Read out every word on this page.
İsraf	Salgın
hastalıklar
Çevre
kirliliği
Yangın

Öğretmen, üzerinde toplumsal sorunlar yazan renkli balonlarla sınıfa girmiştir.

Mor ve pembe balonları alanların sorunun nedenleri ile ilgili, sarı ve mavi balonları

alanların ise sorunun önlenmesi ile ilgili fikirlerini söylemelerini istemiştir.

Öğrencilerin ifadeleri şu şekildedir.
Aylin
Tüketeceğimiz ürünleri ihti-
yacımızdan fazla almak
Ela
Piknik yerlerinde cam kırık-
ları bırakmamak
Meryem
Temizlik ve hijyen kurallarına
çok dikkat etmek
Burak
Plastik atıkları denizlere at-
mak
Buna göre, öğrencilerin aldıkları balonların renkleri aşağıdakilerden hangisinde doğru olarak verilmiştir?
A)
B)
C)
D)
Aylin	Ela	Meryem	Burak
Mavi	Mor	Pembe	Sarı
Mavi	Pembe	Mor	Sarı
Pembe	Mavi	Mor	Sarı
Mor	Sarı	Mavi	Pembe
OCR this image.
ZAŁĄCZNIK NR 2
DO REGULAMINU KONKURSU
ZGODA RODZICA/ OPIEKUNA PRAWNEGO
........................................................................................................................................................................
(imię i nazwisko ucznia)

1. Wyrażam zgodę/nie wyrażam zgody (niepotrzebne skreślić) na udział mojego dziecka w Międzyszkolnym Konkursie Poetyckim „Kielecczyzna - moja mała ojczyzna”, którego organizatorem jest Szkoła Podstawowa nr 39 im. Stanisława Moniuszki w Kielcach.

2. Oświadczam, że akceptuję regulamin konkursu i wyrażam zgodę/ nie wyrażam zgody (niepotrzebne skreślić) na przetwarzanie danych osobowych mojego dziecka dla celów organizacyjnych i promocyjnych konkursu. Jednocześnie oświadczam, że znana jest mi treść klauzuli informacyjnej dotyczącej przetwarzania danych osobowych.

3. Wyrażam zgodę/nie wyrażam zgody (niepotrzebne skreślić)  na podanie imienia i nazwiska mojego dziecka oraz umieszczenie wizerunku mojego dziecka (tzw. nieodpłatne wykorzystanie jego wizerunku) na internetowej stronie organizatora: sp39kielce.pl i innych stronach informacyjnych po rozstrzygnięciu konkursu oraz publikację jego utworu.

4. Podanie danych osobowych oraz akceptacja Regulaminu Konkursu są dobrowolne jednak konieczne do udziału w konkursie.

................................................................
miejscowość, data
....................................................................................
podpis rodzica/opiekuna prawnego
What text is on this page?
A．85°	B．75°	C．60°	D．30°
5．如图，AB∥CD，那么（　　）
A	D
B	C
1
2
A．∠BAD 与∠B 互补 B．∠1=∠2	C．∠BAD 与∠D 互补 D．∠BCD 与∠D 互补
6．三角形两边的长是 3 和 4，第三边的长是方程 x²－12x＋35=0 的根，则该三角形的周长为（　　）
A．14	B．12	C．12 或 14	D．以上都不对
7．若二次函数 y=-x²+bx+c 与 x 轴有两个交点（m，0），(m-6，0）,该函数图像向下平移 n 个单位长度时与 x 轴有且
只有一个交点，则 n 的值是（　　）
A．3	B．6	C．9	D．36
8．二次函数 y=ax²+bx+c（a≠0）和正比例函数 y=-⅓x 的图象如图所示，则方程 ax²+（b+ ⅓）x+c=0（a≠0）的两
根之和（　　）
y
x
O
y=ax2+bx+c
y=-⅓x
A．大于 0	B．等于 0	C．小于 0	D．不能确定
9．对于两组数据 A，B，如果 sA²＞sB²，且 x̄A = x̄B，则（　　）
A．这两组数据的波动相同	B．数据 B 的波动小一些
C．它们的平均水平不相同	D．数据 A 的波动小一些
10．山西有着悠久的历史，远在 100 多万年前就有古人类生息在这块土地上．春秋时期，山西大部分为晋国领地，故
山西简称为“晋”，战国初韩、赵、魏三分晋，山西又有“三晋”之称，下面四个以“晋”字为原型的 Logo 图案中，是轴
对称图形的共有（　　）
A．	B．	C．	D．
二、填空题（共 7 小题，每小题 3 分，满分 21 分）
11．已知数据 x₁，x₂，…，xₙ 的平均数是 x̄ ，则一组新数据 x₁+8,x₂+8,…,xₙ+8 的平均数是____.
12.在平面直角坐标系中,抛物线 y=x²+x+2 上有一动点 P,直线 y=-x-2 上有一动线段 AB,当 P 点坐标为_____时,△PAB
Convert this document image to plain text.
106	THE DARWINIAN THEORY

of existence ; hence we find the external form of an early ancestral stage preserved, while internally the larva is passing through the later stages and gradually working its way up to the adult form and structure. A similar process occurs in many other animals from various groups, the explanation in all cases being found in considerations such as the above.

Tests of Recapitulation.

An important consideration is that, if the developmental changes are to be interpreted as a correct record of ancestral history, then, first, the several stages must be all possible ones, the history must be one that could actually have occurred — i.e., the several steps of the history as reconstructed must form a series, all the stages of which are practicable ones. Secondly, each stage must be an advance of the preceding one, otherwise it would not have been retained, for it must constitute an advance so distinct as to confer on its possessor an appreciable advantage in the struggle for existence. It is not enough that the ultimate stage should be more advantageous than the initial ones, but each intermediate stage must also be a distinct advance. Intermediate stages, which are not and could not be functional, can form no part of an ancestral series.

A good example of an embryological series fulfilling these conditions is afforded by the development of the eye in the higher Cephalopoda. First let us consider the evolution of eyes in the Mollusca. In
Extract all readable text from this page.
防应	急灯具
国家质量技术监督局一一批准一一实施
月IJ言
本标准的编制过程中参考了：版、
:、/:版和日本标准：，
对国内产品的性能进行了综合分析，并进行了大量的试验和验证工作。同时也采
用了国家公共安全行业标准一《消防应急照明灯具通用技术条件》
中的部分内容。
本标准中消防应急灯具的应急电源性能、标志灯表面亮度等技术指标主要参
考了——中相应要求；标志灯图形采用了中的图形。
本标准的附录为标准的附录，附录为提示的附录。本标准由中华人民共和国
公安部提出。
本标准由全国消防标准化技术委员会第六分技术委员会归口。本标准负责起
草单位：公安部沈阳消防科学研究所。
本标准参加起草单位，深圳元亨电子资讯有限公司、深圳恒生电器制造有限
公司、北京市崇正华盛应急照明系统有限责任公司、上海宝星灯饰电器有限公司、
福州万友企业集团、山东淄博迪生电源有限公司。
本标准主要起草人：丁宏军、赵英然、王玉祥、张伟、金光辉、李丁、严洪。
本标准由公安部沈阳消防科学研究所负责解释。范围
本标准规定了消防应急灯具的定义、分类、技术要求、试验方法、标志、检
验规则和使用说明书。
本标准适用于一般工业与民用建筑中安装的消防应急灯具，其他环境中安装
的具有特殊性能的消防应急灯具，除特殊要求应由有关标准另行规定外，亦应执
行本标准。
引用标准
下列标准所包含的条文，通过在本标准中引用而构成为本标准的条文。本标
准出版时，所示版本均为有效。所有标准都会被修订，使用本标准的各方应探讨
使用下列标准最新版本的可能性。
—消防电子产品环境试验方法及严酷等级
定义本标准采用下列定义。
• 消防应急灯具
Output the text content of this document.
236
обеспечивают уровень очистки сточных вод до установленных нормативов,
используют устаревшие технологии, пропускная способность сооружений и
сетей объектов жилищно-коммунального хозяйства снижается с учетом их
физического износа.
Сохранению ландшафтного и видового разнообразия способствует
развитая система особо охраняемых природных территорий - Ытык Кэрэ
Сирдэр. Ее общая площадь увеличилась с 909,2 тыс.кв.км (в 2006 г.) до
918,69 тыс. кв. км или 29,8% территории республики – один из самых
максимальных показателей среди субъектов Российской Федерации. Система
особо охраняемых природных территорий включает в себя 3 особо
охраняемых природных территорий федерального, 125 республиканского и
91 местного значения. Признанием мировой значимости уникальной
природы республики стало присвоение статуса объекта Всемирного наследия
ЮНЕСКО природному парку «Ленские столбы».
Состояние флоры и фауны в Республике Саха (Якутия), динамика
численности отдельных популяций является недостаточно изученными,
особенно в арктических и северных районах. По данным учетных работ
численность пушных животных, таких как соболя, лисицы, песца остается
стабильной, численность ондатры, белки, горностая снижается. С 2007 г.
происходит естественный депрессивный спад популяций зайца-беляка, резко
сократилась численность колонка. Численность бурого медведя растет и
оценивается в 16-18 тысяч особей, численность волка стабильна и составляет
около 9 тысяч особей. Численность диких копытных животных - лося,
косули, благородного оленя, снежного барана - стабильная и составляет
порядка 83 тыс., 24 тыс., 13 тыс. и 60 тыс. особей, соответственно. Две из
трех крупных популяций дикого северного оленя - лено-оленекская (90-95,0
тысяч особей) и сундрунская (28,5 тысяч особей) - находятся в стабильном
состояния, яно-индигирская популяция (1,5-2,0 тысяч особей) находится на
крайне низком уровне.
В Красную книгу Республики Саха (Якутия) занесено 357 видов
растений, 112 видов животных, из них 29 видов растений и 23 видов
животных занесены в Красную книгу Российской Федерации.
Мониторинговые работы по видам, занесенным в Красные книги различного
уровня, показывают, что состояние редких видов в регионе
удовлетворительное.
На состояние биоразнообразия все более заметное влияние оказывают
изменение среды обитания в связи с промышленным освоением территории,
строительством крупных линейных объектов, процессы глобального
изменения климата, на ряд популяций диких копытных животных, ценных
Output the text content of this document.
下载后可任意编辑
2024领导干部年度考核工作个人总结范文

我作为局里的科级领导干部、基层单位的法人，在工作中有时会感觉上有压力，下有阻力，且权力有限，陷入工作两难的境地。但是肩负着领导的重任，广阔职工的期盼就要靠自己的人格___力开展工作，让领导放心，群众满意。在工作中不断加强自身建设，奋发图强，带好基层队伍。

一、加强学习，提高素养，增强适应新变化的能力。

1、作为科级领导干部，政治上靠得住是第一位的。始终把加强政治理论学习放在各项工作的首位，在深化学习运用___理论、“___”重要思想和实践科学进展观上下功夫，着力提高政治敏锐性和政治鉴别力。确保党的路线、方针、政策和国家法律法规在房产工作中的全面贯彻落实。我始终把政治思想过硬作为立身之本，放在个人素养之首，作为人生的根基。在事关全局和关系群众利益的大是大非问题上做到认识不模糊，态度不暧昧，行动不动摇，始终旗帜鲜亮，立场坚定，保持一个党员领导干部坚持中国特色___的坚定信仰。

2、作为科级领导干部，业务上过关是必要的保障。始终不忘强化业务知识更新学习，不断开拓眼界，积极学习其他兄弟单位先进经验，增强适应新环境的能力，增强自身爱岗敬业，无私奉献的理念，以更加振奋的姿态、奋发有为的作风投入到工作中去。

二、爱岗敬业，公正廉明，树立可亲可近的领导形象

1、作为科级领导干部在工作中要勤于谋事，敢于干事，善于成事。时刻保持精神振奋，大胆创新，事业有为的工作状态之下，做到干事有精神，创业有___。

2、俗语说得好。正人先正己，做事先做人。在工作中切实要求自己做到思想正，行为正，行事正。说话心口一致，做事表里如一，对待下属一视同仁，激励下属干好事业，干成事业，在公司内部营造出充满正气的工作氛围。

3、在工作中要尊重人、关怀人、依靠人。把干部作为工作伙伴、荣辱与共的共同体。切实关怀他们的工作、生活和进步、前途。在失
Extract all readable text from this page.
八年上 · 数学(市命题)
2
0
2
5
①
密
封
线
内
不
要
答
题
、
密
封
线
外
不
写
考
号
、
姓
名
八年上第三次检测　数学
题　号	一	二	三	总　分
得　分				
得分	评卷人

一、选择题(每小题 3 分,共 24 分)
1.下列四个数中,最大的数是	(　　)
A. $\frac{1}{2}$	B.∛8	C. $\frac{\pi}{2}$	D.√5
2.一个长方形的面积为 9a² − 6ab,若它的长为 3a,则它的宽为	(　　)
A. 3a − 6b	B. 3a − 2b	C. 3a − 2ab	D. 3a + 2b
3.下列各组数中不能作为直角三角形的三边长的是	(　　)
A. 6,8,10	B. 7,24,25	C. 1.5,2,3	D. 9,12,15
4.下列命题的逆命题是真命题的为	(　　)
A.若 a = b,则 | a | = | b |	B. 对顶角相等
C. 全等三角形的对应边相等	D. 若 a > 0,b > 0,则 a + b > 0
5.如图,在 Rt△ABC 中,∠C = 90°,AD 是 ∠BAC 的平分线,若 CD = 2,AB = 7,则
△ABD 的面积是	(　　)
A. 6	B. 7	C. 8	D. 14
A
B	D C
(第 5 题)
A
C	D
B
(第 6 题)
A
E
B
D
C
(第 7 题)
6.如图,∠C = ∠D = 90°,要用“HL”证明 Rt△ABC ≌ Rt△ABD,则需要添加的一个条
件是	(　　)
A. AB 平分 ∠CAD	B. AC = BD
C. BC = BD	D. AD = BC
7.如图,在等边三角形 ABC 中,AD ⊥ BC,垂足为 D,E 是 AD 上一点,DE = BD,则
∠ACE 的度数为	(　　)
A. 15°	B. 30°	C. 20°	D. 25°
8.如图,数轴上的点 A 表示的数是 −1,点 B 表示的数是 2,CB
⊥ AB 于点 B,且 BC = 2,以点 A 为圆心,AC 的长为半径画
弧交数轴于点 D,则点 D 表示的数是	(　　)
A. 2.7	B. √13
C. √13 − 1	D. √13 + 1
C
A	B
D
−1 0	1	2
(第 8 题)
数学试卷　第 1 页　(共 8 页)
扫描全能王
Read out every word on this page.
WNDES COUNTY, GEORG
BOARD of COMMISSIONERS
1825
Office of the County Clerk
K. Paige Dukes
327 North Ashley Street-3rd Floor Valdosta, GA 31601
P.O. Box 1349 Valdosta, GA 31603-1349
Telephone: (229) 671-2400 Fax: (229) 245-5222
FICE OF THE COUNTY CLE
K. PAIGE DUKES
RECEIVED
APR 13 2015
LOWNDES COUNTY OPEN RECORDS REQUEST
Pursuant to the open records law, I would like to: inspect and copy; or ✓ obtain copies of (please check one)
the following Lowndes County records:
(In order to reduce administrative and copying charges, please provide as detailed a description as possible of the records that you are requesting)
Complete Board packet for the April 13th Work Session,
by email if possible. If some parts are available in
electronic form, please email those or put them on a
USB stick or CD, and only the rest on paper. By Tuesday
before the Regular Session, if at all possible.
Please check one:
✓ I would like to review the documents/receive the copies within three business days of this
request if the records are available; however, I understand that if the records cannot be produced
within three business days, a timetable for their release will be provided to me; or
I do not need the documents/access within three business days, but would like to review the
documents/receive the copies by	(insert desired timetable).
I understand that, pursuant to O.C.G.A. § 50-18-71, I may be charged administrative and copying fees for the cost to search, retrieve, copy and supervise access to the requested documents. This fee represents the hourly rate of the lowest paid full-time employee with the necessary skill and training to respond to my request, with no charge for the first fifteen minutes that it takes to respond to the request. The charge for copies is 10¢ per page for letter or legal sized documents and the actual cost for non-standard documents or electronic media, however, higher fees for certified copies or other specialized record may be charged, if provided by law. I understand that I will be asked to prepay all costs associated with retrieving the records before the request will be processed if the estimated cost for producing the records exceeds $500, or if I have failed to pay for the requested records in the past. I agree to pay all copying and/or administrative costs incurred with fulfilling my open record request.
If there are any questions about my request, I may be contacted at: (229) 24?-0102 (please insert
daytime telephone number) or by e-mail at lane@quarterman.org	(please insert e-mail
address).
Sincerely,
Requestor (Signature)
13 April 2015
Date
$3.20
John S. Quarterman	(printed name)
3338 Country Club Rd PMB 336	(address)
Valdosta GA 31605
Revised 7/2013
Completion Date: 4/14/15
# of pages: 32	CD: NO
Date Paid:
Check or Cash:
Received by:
::::
Count the lines above that contain the word "insert". Give only the number.

Answer to the task:
3